→ TASKS FOR THIS EXERCISE:
(1) Translate this sentence from the Q&A with Gabrielle Berman into Spanish: "This means that we need to establish clear governance processes for these tools and the data collection process and engage with a broader set of government and industry partners to ensure that children’s rights are not overlooked."
(2) Reproduce the part of the Q&A with Gabrielle Berman starting at "Gabrielle Berman is" and ending at "to children’s rights.".
(3) According to the Q&A with Gabrielle Berman, what were the working paper and brief produced by UNICEF a response to?

Q&A  | 

The impact of COVID19 tracing and surveillance in our lives, by Gabrielle Berman from UNICEF

"Children will have to live with a society that has experienced a restriction of civil liberties."

Tags: 'Big data'

SHARE

Reading Time: 3 minutes

Gabrielle Berman is the coauthor of Digital Contact Tracing and Surveillance During Covid19. General and Child Specific Ethical Issues, one of the most relevant studies in the field so far.

She is also responsible for providing advisory and technical support to ensure the highest ethical standards within UNICEF’s research, evaluation and data collection and analysis programmes globally.

You are the co author of Digital Contact Tracing and Surveillance During Covid19. General and Child Specific Ethical Issues. Why do we need to address this question?

The working paper and brief produced by UNICEF are in response to the COVID-19 pandemic and the unprecedented rapid scaling up of technologies to support digital contact tracing and surveillance. The consequent collation and use of personally identifiable data has and continues to pose significant risks to children’s rights. 

This is compounded by the greater number and more varied players making decisions about how data, including children’s data, are used and how related risks are assessed and handled.

This means that we need to establish clear governance processes for these tools and the data collection process and engage with a broader set of government and industry partners to ensure that children’s rights are not overlooked.

→ GIVEN DATA:
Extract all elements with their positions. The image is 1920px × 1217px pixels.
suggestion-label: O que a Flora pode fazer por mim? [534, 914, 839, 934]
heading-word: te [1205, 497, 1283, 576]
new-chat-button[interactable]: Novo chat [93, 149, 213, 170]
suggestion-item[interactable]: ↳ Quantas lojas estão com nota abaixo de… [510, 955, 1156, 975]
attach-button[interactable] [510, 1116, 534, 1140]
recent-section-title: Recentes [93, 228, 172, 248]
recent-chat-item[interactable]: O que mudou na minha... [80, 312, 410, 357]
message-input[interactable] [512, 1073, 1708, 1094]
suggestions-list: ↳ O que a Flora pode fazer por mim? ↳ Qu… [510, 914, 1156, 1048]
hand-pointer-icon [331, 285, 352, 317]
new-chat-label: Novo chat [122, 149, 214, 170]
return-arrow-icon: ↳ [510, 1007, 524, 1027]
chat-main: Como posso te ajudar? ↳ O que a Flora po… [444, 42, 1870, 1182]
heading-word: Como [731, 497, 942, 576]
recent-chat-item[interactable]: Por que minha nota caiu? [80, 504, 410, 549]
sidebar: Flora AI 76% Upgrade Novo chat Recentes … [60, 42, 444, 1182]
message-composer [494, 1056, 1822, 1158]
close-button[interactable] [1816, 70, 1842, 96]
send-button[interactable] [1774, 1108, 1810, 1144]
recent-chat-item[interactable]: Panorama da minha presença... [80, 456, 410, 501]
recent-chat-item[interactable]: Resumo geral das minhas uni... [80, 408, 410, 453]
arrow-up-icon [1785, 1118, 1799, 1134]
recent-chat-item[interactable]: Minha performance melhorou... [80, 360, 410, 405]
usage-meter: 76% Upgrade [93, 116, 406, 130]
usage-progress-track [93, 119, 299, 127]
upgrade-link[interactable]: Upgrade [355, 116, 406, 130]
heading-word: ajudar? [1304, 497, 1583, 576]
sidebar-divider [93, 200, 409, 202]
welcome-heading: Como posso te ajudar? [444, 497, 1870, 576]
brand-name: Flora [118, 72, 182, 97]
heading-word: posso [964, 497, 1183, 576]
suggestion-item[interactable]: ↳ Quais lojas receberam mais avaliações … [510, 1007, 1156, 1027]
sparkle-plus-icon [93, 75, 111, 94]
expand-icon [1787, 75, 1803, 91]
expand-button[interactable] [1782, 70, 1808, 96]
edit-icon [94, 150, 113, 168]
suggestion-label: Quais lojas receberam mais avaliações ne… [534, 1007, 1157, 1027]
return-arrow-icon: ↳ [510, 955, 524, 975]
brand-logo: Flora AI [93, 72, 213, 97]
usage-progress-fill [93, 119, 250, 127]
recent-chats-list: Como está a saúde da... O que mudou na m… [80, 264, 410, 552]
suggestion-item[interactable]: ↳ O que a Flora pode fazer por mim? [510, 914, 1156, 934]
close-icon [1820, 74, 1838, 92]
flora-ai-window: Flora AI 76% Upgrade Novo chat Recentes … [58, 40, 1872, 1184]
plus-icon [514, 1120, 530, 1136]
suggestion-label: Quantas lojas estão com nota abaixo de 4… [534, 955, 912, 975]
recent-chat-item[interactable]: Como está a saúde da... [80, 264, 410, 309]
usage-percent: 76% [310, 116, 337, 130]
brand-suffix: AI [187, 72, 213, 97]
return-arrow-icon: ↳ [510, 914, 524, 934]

→ SOLUTIONS TO EACH TASK:
(1) Esto significa que necesitamos establecer procesos de gobernanza claros para estas herramientas y para el proceso de recopilación de datos, y colaborar con un conjunto más amplio de socios del gobierno y de la industria para garantizar que no se pasen por alto los derechos de los niños.

(2)
Gabrielle Berman is the coauthor of Digital Contact Tracing and Surveillance During Covid19. General and Child Specific Ethical Issues, one of the most relevant studies in the field so far.

She is also responsible for providing advisory and technical support to ensure the highest ethical standards within UNICEF’s research, evaluation and data collection and analysis programmes globally.

You are the co author of Digital Contact Tracing and Surveillance During Covid19. General and Child Specific Ethical Issues. Why do we need to address this question?

The working paper and brief produced by UNICEF are in response to the COVID-19 pandemic and the unprecedented rapid scaling up of technologies to support digital contact tracing and surveillance. The consequent collation and use of personally identifiable data has and continues to pose significant risks to children’s rights.

(3) They were a response to the COVID-19 pandemic and the unprecedented rapid scaling up of technologies to support digital contact tracing and surveillance.